>> Begin EXTRACTED RECORDS
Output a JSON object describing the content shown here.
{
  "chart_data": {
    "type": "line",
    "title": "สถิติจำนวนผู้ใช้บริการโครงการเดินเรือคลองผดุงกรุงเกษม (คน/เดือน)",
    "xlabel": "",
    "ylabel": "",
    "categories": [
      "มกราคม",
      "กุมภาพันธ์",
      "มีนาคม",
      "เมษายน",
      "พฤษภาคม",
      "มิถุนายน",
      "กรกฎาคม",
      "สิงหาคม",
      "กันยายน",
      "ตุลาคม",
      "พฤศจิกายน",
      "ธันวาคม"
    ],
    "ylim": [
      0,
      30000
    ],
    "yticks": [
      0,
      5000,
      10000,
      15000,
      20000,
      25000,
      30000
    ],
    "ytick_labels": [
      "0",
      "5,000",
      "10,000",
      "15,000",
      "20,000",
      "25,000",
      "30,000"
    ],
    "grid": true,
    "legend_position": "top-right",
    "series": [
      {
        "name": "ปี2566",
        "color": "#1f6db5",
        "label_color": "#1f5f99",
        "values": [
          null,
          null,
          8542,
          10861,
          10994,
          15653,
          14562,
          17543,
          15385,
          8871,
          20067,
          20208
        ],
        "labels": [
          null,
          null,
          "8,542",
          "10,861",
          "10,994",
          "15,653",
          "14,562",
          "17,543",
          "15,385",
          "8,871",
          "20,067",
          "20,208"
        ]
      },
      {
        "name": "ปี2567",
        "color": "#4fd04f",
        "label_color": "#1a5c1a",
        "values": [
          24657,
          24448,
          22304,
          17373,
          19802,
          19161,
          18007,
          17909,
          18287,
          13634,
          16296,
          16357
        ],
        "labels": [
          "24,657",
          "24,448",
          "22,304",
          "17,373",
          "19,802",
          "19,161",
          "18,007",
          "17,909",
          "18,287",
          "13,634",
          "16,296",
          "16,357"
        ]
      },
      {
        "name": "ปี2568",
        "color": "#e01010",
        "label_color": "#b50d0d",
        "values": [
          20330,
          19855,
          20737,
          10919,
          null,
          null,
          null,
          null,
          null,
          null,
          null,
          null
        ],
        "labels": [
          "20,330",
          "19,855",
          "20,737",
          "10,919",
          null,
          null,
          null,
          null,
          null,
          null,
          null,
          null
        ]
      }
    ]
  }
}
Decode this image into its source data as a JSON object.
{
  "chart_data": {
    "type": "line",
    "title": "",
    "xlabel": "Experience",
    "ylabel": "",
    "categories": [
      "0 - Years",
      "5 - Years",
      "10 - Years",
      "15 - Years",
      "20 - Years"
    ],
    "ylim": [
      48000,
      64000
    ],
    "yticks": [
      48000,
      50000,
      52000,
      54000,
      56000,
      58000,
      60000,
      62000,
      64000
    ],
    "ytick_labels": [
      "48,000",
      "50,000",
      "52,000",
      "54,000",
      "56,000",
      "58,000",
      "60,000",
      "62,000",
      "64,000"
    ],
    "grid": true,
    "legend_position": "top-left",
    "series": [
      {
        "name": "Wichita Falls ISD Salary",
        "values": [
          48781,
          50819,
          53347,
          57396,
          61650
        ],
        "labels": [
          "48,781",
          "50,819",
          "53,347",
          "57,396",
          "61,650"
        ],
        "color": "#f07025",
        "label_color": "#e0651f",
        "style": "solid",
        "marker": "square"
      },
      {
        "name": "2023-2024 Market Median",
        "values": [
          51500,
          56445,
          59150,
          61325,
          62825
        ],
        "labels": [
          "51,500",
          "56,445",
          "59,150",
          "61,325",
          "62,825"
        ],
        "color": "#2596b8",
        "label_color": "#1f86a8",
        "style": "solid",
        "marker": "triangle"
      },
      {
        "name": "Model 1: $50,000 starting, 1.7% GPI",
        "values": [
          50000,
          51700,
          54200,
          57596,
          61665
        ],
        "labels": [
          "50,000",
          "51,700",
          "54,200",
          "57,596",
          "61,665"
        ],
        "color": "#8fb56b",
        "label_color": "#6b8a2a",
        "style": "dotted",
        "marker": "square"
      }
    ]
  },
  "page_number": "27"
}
>> End EXTRACTED RECORDS
▸ **DIRECTIONS**: Using the material above, report each line where "title" occurs.

▸ **EXERCISE OUTPUT**:
    "title": "สถิติจำนวนผู้ใช้บริการโครงการเดินเรือคลองผดุงกรุงเกษม (คน/เดือน)",
    "title": "",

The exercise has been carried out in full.